__Required task__: From the entries below, copy every line that holds the word "this".

[start of Available records]

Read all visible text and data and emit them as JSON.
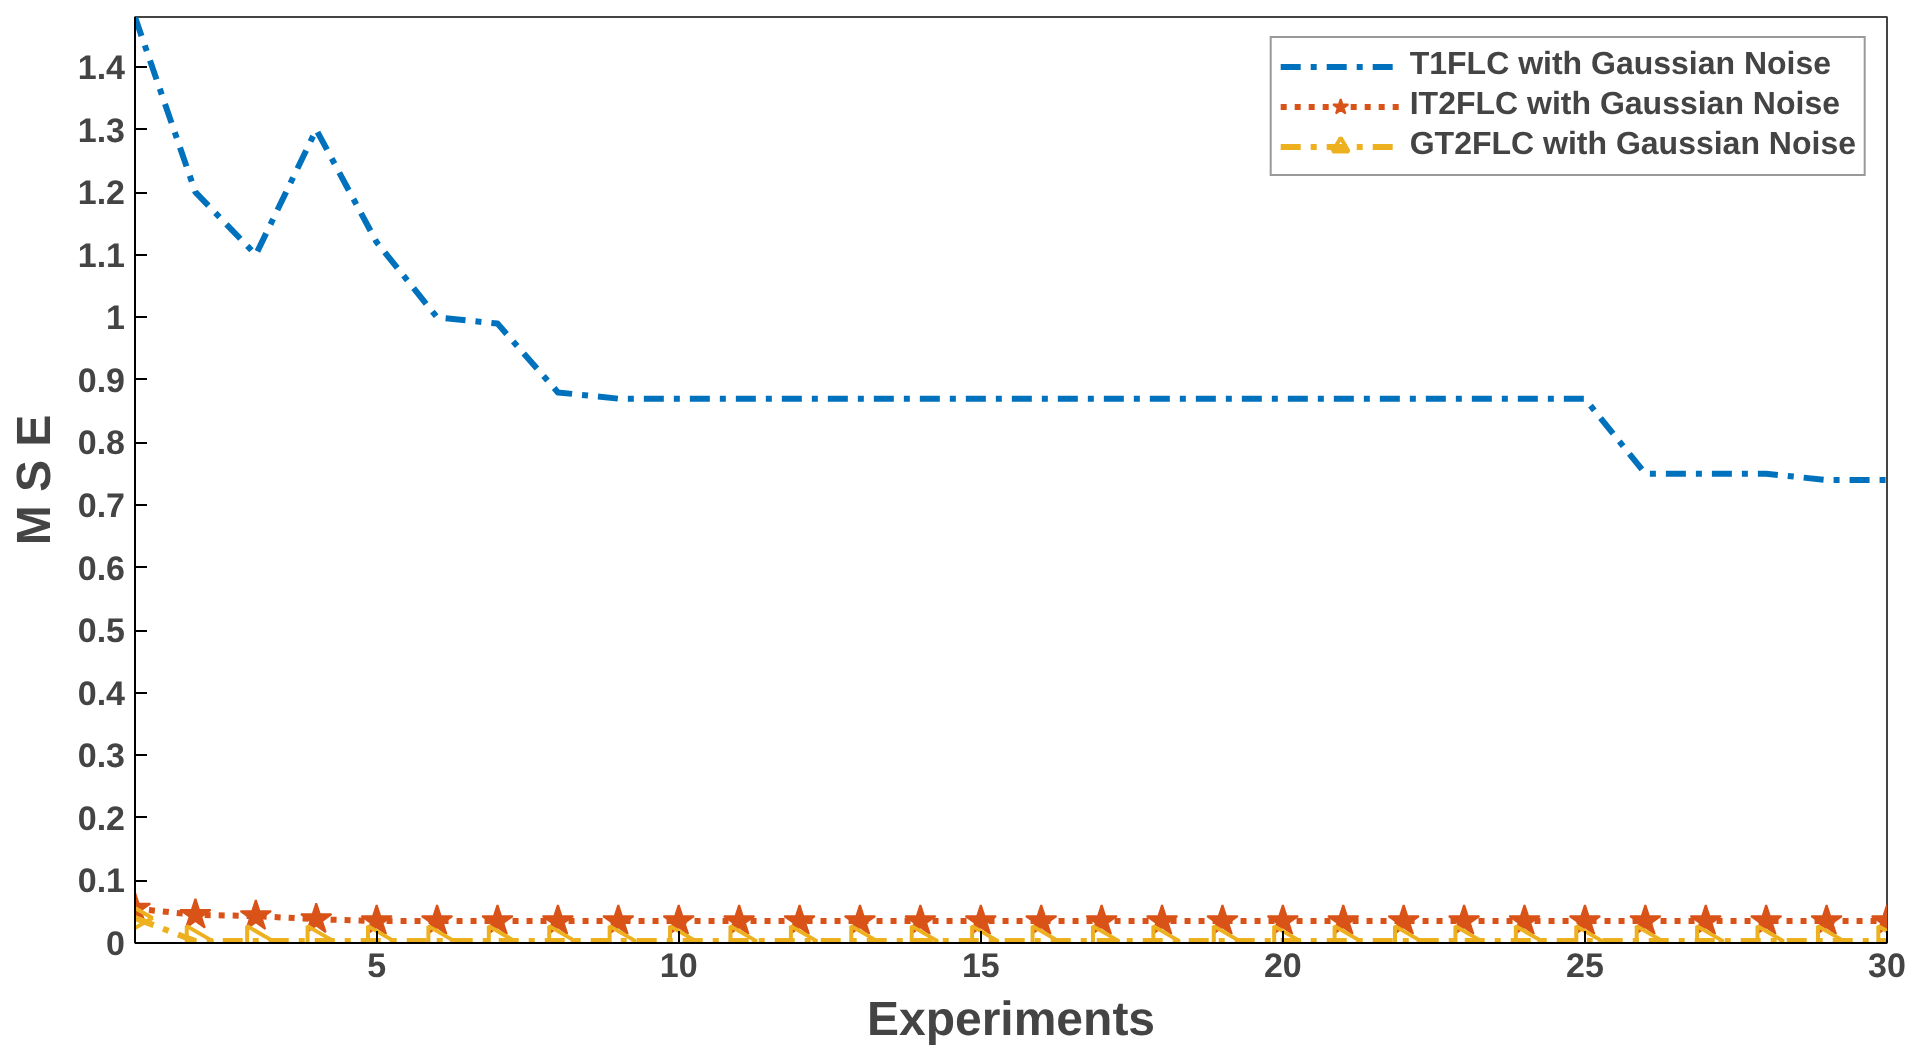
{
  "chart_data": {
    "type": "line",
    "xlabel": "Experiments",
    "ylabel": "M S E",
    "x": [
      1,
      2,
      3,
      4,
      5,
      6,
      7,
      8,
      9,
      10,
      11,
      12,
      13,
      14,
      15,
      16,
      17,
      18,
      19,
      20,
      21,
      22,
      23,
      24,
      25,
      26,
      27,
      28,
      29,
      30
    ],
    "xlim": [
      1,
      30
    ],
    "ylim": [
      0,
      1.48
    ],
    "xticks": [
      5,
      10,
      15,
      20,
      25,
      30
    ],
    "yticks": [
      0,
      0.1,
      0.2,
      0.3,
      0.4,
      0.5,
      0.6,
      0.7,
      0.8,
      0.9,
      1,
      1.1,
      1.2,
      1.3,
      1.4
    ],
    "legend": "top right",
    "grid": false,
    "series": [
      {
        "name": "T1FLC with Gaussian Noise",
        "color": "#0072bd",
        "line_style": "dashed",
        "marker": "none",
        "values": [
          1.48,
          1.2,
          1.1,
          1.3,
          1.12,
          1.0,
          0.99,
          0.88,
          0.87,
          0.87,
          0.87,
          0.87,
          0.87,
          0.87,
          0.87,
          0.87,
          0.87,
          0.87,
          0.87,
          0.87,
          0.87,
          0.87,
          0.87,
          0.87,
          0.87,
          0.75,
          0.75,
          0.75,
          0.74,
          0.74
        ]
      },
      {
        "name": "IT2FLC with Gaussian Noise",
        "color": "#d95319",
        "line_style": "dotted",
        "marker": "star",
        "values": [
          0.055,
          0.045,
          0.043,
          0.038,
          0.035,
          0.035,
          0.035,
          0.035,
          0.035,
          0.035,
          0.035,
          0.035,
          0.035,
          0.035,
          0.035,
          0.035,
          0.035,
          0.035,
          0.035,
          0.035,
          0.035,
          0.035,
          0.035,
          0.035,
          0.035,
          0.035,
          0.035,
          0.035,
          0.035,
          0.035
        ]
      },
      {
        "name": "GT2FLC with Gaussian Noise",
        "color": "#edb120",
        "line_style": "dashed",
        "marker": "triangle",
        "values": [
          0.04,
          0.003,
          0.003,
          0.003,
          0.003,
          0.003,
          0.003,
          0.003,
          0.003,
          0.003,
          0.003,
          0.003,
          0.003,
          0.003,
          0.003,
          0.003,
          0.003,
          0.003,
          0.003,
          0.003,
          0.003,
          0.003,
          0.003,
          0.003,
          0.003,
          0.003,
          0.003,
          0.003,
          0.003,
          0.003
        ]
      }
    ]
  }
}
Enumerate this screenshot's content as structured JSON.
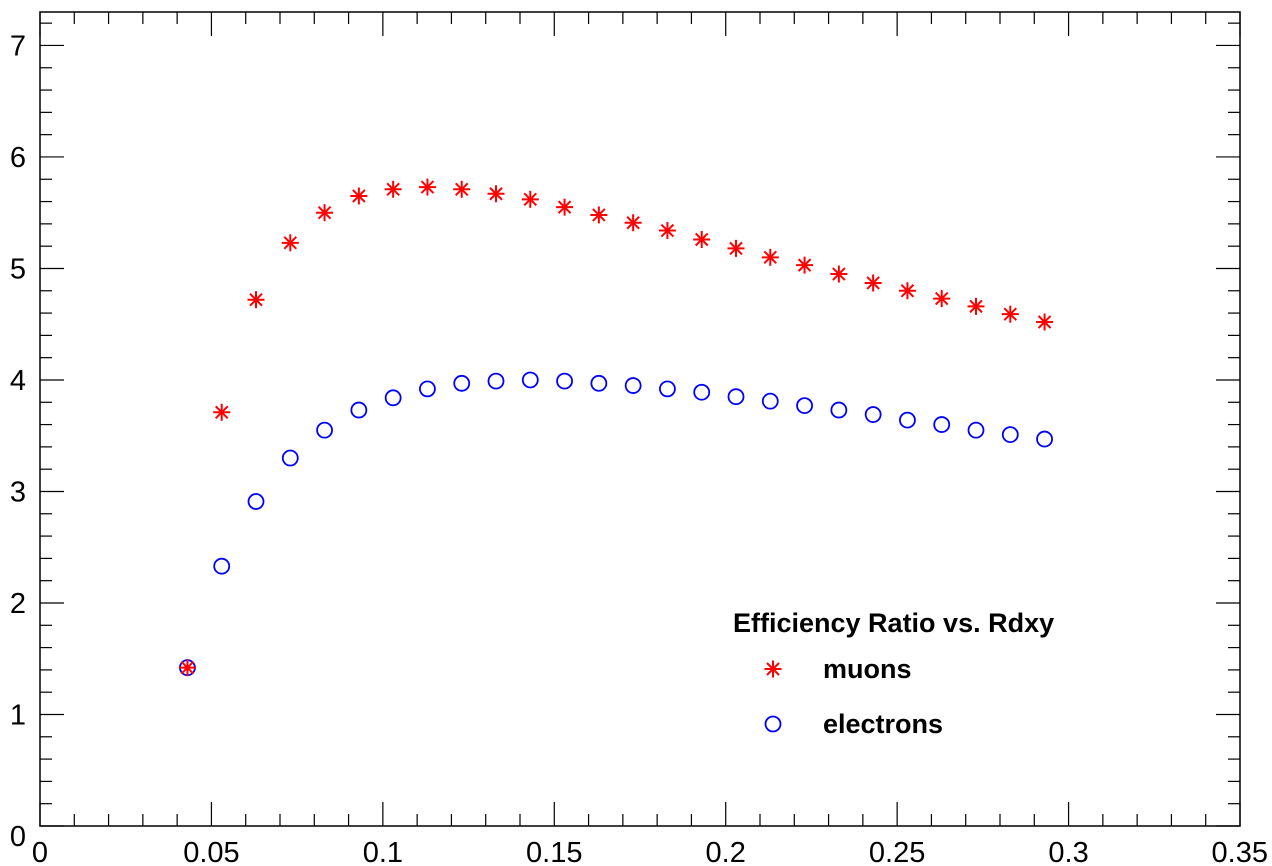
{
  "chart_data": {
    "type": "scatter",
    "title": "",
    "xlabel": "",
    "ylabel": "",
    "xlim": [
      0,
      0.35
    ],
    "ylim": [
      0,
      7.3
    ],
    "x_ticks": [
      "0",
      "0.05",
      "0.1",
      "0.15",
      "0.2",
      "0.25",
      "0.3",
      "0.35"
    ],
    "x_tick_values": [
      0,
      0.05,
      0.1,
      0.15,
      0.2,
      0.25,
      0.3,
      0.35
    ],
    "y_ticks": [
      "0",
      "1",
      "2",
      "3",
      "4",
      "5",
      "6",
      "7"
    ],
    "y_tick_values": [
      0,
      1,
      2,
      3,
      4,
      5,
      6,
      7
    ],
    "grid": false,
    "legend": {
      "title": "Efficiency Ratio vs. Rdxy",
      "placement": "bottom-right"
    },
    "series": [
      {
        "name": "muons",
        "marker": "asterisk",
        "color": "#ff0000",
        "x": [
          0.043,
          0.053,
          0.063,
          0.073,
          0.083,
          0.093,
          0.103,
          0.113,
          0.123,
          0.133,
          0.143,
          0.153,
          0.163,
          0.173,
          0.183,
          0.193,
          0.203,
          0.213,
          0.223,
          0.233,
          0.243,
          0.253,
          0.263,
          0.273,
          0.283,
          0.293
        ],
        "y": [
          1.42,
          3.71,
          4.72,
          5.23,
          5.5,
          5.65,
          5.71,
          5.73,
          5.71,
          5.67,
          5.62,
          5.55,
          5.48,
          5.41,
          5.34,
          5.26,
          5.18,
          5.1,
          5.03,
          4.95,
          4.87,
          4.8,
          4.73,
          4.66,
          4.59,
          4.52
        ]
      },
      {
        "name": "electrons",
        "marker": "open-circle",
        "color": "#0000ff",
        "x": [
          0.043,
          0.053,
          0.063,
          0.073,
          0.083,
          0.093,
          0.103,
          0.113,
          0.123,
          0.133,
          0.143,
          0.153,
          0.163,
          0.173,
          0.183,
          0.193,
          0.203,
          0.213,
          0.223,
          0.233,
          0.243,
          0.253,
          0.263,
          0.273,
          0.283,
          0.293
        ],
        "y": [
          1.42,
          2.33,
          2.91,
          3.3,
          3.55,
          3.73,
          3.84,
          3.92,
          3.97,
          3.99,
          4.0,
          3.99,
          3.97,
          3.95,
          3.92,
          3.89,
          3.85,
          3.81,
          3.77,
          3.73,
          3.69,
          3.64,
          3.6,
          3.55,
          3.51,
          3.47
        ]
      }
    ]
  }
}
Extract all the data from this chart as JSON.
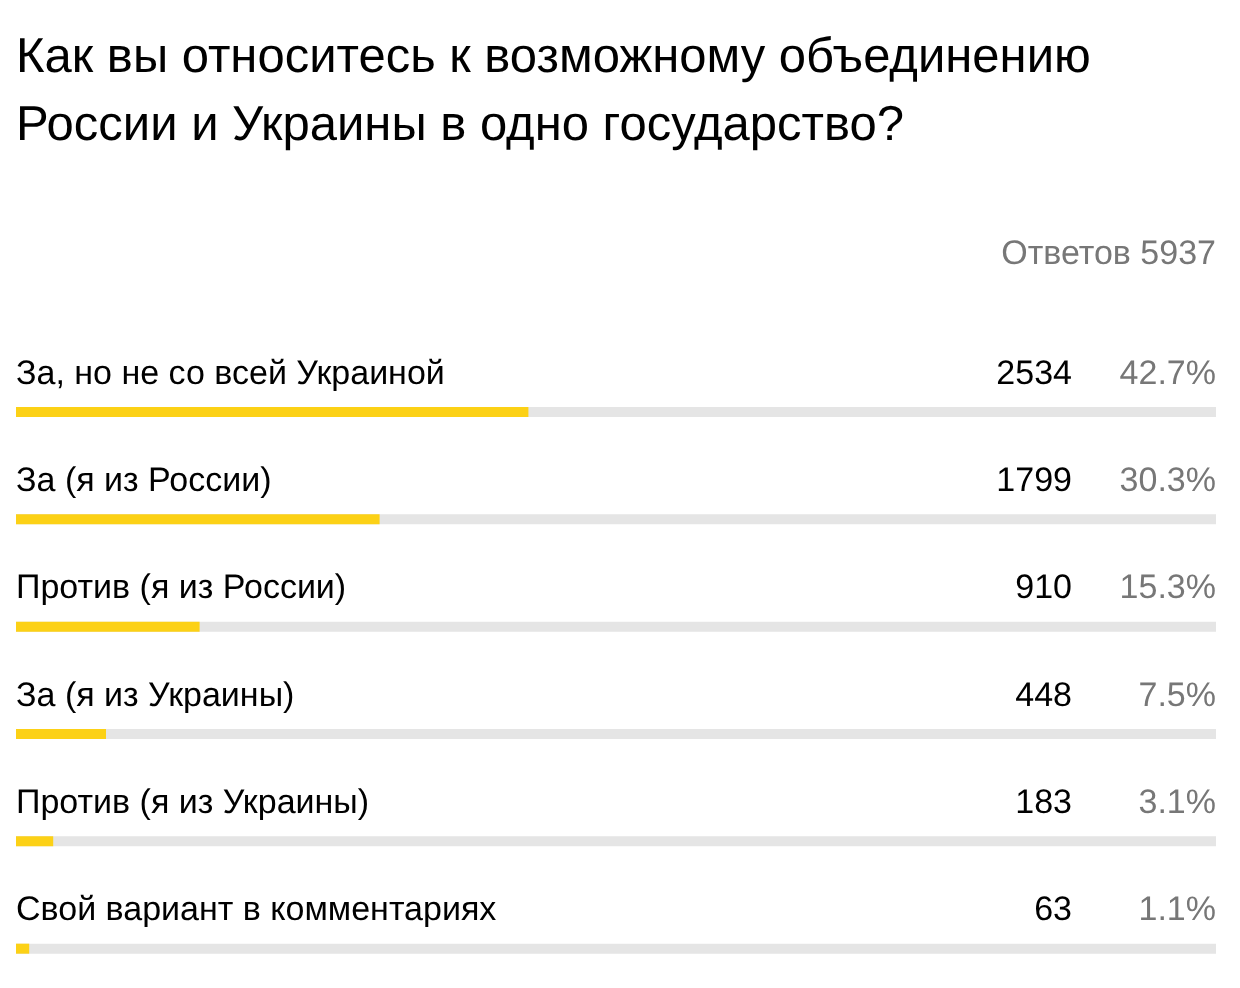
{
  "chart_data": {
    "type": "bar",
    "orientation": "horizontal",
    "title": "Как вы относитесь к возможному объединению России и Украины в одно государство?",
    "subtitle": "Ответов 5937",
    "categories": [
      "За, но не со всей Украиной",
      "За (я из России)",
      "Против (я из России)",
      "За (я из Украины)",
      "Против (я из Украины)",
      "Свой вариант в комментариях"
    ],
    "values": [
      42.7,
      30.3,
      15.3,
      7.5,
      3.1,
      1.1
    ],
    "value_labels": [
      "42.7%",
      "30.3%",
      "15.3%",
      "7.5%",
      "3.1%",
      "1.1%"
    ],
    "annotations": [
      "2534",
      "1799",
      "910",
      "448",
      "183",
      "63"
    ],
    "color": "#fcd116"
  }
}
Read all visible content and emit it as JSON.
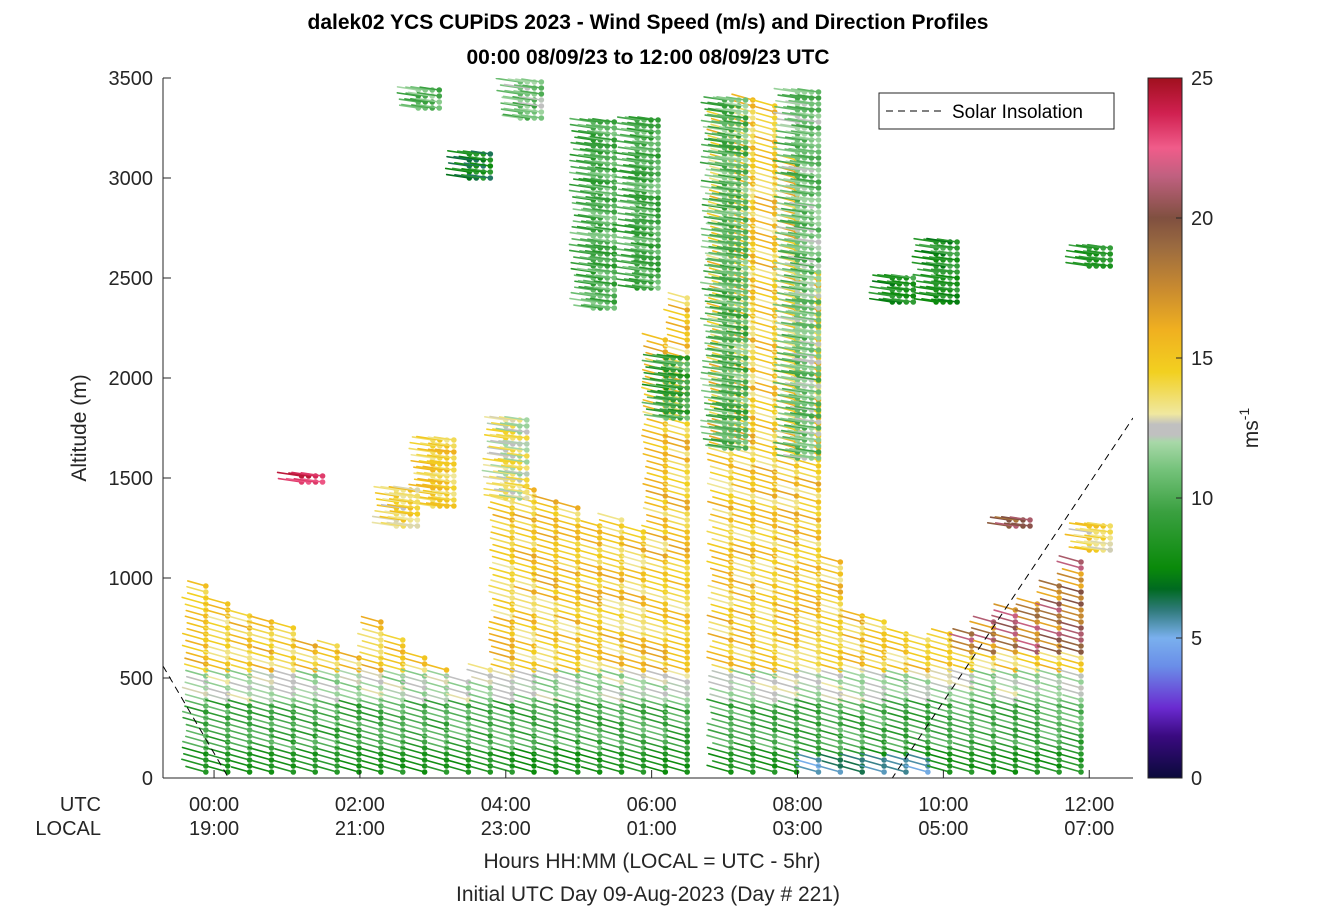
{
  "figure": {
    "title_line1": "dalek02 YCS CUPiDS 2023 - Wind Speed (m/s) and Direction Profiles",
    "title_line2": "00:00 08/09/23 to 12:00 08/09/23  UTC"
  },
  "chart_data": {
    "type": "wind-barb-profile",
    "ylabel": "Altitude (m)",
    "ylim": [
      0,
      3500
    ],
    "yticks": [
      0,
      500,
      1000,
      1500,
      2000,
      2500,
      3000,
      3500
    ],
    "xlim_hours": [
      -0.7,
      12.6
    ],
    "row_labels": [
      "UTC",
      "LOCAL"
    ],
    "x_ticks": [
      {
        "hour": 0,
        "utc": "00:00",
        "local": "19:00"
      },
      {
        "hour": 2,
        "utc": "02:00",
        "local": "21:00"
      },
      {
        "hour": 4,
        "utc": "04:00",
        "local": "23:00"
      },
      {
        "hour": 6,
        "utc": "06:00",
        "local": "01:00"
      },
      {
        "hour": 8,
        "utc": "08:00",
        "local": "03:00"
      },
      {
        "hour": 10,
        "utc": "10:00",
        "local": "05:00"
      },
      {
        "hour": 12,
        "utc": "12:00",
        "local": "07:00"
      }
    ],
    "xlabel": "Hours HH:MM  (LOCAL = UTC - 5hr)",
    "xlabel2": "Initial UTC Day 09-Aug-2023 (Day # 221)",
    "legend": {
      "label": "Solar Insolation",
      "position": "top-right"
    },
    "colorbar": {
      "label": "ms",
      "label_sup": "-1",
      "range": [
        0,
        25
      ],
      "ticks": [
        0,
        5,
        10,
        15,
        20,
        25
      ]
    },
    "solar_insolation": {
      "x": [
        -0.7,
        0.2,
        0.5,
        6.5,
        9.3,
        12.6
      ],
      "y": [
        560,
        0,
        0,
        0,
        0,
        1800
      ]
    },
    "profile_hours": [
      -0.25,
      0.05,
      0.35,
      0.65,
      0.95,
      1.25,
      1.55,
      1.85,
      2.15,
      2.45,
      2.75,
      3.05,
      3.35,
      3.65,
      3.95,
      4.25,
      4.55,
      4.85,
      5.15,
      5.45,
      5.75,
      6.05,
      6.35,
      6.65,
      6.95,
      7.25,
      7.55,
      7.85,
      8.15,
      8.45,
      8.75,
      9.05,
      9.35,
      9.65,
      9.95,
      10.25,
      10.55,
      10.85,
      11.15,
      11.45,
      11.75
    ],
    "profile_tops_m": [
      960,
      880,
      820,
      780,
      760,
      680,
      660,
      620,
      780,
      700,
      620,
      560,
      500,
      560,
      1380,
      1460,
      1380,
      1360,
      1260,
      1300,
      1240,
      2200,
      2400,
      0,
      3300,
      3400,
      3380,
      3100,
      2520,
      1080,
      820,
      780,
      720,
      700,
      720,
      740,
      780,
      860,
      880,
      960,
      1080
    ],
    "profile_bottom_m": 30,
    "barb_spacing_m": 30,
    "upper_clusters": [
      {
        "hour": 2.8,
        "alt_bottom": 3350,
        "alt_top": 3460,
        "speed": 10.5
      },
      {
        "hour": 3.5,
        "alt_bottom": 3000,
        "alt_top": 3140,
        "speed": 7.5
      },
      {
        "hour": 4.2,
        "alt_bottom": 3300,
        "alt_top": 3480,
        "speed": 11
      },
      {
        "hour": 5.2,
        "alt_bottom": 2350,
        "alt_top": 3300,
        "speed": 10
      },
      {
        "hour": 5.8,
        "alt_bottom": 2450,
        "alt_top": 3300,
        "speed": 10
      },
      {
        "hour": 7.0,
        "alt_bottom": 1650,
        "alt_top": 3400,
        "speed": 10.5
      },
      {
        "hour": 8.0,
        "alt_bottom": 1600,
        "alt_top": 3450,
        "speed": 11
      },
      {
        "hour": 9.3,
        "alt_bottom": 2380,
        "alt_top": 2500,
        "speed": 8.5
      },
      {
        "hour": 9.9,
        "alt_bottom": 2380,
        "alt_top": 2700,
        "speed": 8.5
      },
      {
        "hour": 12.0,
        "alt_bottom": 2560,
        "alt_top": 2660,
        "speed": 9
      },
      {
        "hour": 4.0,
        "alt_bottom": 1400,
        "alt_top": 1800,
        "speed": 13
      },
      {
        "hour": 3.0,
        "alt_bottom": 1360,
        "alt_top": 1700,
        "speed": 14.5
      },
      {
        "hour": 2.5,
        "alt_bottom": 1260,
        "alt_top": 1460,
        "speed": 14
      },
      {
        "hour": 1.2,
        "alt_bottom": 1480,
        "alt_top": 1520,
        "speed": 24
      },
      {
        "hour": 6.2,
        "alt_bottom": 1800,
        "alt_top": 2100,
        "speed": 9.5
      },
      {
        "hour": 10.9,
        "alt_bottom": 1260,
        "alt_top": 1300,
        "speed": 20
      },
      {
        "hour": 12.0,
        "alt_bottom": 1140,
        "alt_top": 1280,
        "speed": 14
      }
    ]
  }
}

[end of Available records]

__Result of the task__:
Enumerate this screenshot's content as structured JSON.
Extract all the data from this chart as JSON.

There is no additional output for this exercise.